Wherever a line in the data below holds "screenshot", copy that line.

Collected data entries
§

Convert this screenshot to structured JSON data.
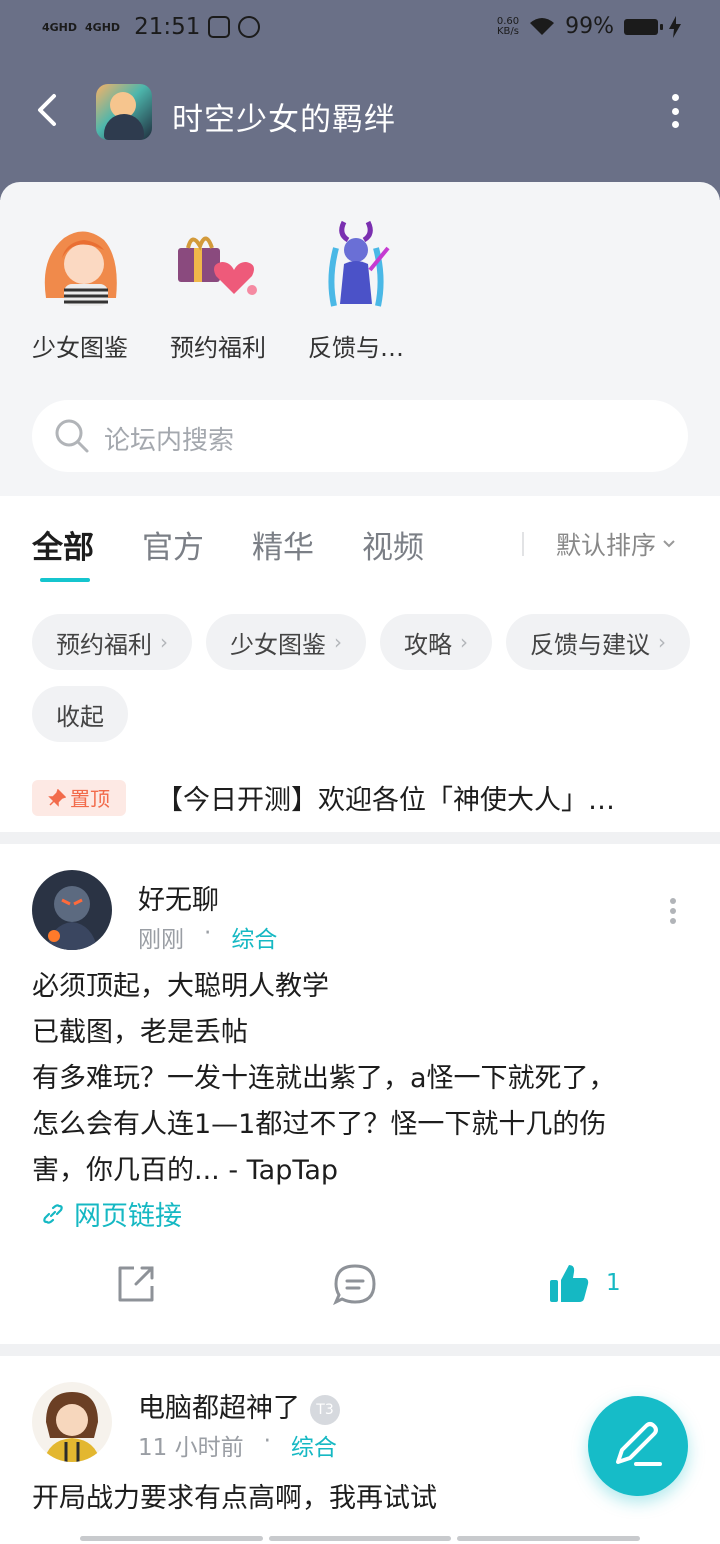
{
  "status_bar": {
    "network1": "4GHD",
    "network2": "4GHD",
    "time": "21:51",
    "speed_value": "0.60",
    "speed_unit": "KB/s",
    "battery": "99%"
  },
  "header": {
    "title": "时空少女的羁绊"
  },
  "shortcuts": [
    {
      "label": "少女图鉴"
    },
    {
      "label": "预约福利"
    },
    {
      "label": "反馈与…"
    }
  ],
  "search": {
    "placeholder": "论坛内搜索"
  },
  "tabs": [
    {
      "label": "全部",
      "active": true
    },
    {
      "label": "官方",
      "active": false
    },
    {
      "label": "精华",
      "active": false
    },
    {
      "label": "视频",
      "active": false
    }
  ],
  "sort": {
    "label": "默认排序"
  },
  "chips": [
    {
      "label": "预约福利",
      "arrow": "›"
    },
    {
      "label": "少女图鉴",
      "arrow": "›"
    },
    {
      "label": "攻略",
      "arrow": "›"
    },
    {
      "label": "反馈与建议",
      "arrow": "›"
    },
    {
      "label": "收起",
      "arrow": ""
    }
  ],
  "pinned": {
    "badge": "置顶",
    "text": "【今日开测】欢迎各位「神使大人」…"
  },
  "posts": [
    {
      "author": "好无聊",
      "time": "刚刚",
      "category": "综合",
      "body_lines": [
        "必须顶起，大聪明人教学",
        "已截图，老是丢帖",
        "有多难玩？一发十连就出紫了，a怪一下就死了，",
        "怎么会有人连1—1都过不了？怪一下就十几的伤",
        "害，你几百的... - TapTap"
      ],
      "link_label": "网页链接",
      "likes": "1"
    },
    {
      "author": "电脑都超神了",
      "level_badge": "T3",
      "time": "11 小时前",
      "category": "综合",
      "body_lines": [
        "开局战力要求有点高啊，我再试试"
      ]
    }
  ],
  "colors": {
    "accent": "#15c5ce",
    "header_bg": "#6a7087",
    "pin_bg": "#fde9e4",
    "pin_text": "#f26b4b"
  }
}
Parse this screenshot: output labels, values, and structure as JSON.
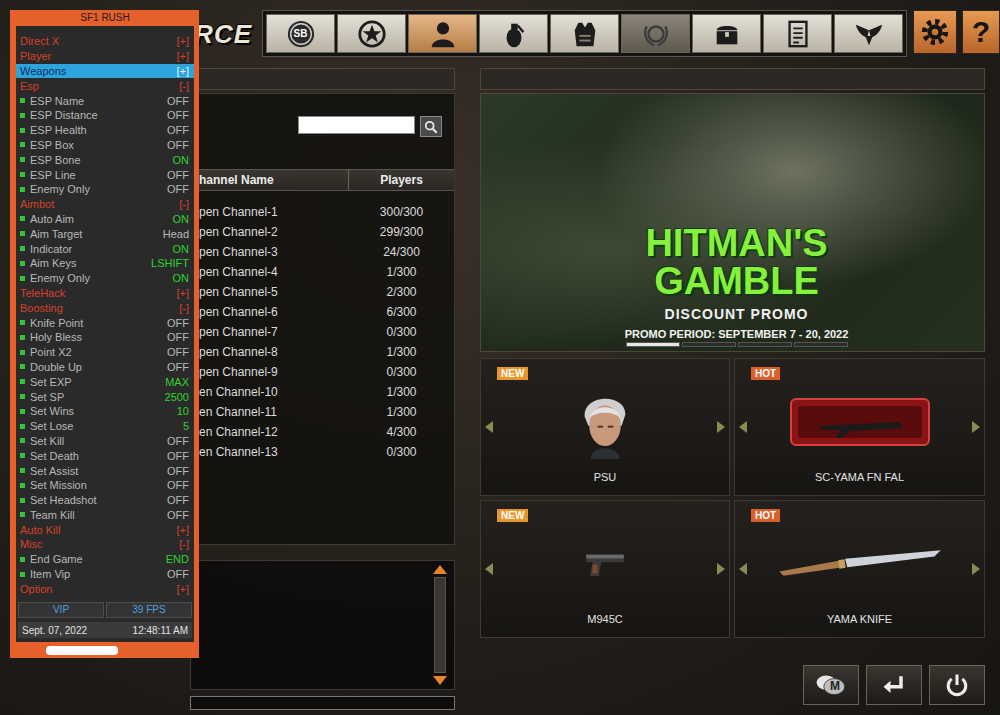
{
  "logo": {
    "text": "FORCE"
  },
  "toolbar": {
    "tabs": [
      {
        "text": "SB",
        "selected": false,
        "disabled": false
      },
      {
        "text": "",
        "selected": false,
        "disabled": false
      },
      {
        "text": "",
        "selected": true,
        "disabled": false
      },
      {
        "text": "",
        "selected": false,
        "disabled": false
      },
      {
        "text": "",
        "selected": false,
        "disabled": false
      },
      {
        "text": "",
        "selected": false,
        "disabled": true
      },
      {
        "text": "",
        "selected": false,
        "disabled": false
      },
      {
        "text": "",
        "selected": false,
        "disabled": false
      },
      {
        "text": "",
        "selected": false,
        "disabled": false
      }
    ],
    "system": [
      {
        "text": ""
      },
      {
        "text": "?"
      }
    ]
  },
  "channels": {
    "search": {
      "value": ""
    },
    "columns": [
      "hannel Name",
      "Players"
    ],
    "rows": [
      {
        "name": "pen Channel-1",
        "players": "300/300"
      },
      {
        "name": "pen Channel-2",
        "players": "299/300"
      },
      {
        "name": "pen Channel-3",
        "players": "24/300"
      },
      {
        "name": "pen Channel-4",
        "players": "1/300"
      },
      {
        "name": "pen Channel-5",
        "players": "2/300"
      },
      {
        "name": "pen Channel-6",
        "players": "6/300"
      },
      {
        "name": "pen Channel-7",
        "players": "0/300"
      },
      {
        "name": "pen Channel-8",
        "players": "1/300"
      },
      {
        "name": "pen Channel-9",
        "players": "0/300"
      },
      {
        "name": "en Channel-10",
        "players": "1/300"
      },
      {
        "name": "en Channel-11",
        "players": "1/300"
      },
      {
        "name": "en Channel-12",
        "players": "4/300"
      },
      {
        "name": "en Channel-13",
        "players": "0/300"
      }
    ]
  },
  "chat": {
    "input": ""
  },
  "banner": {
    "title": "HITMAN'S GAMBLE",
    "subtitle": "DISCOUNT PROMO",
    "period": "PROMO PERIOD: SEPTEMBER 7 - 20, 2022",
    "pages": [
      {
        "selected": true
      },
      {
        "selected": false
      },
      {
        "selected": false
      },
      {
        "selected": false
      }
    ]
  },
  "shopItems": [
    {
      "badge": "NEW",
      "name": "PSU",
      "color": "#e8962a"
    },
    {
      "badge": "HOT",
      "name": "SC-YAMA FN FAL",
      "color": "#d9602a"
    },
    {
      "badge": "NEW",
      "name": "M945C",
      "color": "#e8962a"
    },
    {
      "badge": "HOT",
      "name": "YAMA KNIFE",
      "color": "#d9602a"
    }
  ],
  "bottomButtons": [
    {
      "text": "M"
    },
    {
      "text": ""
    },
    {
      "text": ""
    }
  ],
  "cheatMenu": {
    "title": "SF1 RUSH",
    "rows": [
      {
        "kind": "header",
        "label": "Direct X",
        "toggle": "[+]",
        "selected": false
      },
      {
        "kind": "header",
        "label": "Player",
        "toggle": "[+]",
        "selected": false
      },
      {
        "kind": "header",
        "label": "Weapons",
        "toggle": "[+]",
        "selected": true
      },
      {
        "kind": "header",
        "label": "Esp",
        "toggle": "[-]",
        "selected": false
      },
      {
        "kind": "option",
        "label": "ESP Name",
        "value": "OFF",
        "active": false,
        "selected": false
      },
      {
        "kind": "option",
        "label": "ESP Distance",
        "value": "OFF",
        "active": false,
        "selected": false
      },
      {
        "kind": "option",
        "label": "ESP Health",
        "value": "OFF",
        "active": false,
        "selected": false
      },
      {
        "kind": "option",
        "label": "ESP Box",
        "value": "OFF",
        "active": false,
        "selected": false
      },
      {
        "kind": "option",
        "label": "ESP Bone",
        "value": "ON",
        "active": true,
        "selected": false
      },
      {
        "kind": "option",
        "label": "ESP Line",
        "value": "OFF",
        "active": false,
        "selected": false
      },
      {
        "kind": "option",
        "label": "Enemy Only",
        "value": "OFF",
        "active": false,
        "selected": false
      },
      {
        "kind": "header",
        "label": "Aimbot",
        "toggle": "[-]",
        "selected": false
      },
      {
        "kind": "option",
        "label": "Auto Aim",
        "value": "ON",
        "active": true,
        "selected": false
      },
      {
        "kind": "option",
        "label": "Aim Target",
        "value": "Head",
        "active": false,
        "selected": false
      },
      {
        "kind": "option",
        "label": "Indicator",
        "value": "ON",
        "active": true,
        "selected": false
      },
      {
        "kind": "option",
        "label": "Aim Keys",
        "value": "LSHIFT",
        "active": true,
        "selected": false
      },
      {
        "kind": "option",
        "label": "Enemy Only",
        "value": "ON",
        "active": true,
        "selected": false
      },
      {
        "kind": "header",
        "label": "TeleHack",
        "toggle": "[+]",
        "selected": false
      },
      {
        "kind": "header",
        "label": "Boosting",
        "toggle": "[-]",
        "selected": false
      },
      {
        "kind": "option",
        "label": "Knife Point",
        "value": "OFF",
        "active": false,
        "selected": false
      },
      {
        "kind": "option",
        "label": "Holy Bless",
        "value": "OFF",
        "active": false,
        "selected": false
      },
      {
        "kind": "option",
        "label": "Point X2",
        "value": "OFF",
        "active": false,
        "selected": false
      },
      {
        "kind": "option",
        "label": "Double Up",
        "value": "OFF",
        "active": false,
        "selected": false
      },
      {
        "kind": "option",
        "label": "Set EXP",
        "value": "MAX",
        "active": true,
        "selected": false
      },
      {
        "kind": "option",
        "label": "Set SP",
        "value": "2500",
        "active": true,
        "selected": false
      },
      {
        "kind": "option",
        "label": "Set Wins",
        "value": "10",
        "active": true,
        "selected": false
      },
      {
        "kind": "option",
        "label": "Set Lose",
        "value": "5",
        "active": true,
        "selected": false
      },
      {
        "kind": "option",
        "label": "Set Kill",
        "value": "OFF",
        "active": false,
        "selected": false
      },
      {
        "kind": "option",
        "label": "Set Death",
        "value": "OFF",
        "active": false,
        "selected": false
      },
      {
        "kind": "option",
        "label": "Set Assist",
        "value": "OFF",
        "active": false,
        "selected": false
      },
      {
        "kind": "option",
        "label": "Set Mission",
        "value": "OFF",
        "active": false,
        "selected": false
      },
      {
        "kind": "option",
        "label": "Set Headshot",
        "value": "OFF",
        "active": false,
        "selected": false
      },
      {
        "kind": "option",
        "label": "Team Kill",
        "value": "OFF",
        "active": false,
        "selected": false
      },
      {
        "kind": "header",
        "label": "Auto Kill",
        "toggle": "[+]",
        "selected": false
      },
      {
        "kind": "header",
        "label": "Misc",
        "toggle": "[-]",
        "selected": false
      },
      {
        "kind": "option",
        "label": "End Game",
        "value": "END",
        "active": true,
        "selected": false
      },
      {
        "kind": "option",
        "label": "Item Vip",
        "value": "OFF",
        "active": false,
        "selected": false
      },
      {
        "kind": "header",
        "label": "Option",
        "toggle": "[+]",
        "selected": false
      }
    ],
    "footer": {
      "tier": "VIP",
      "fps": "39 FPS",
      "date": "Sept. 07, 2022",
      "time": "12:48:11 AM"
    }
  }
}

§

**Solution below**.
Convert this screenshot to structured JSON data.
Parse this screenshot: output labels, values, and structure as JSON.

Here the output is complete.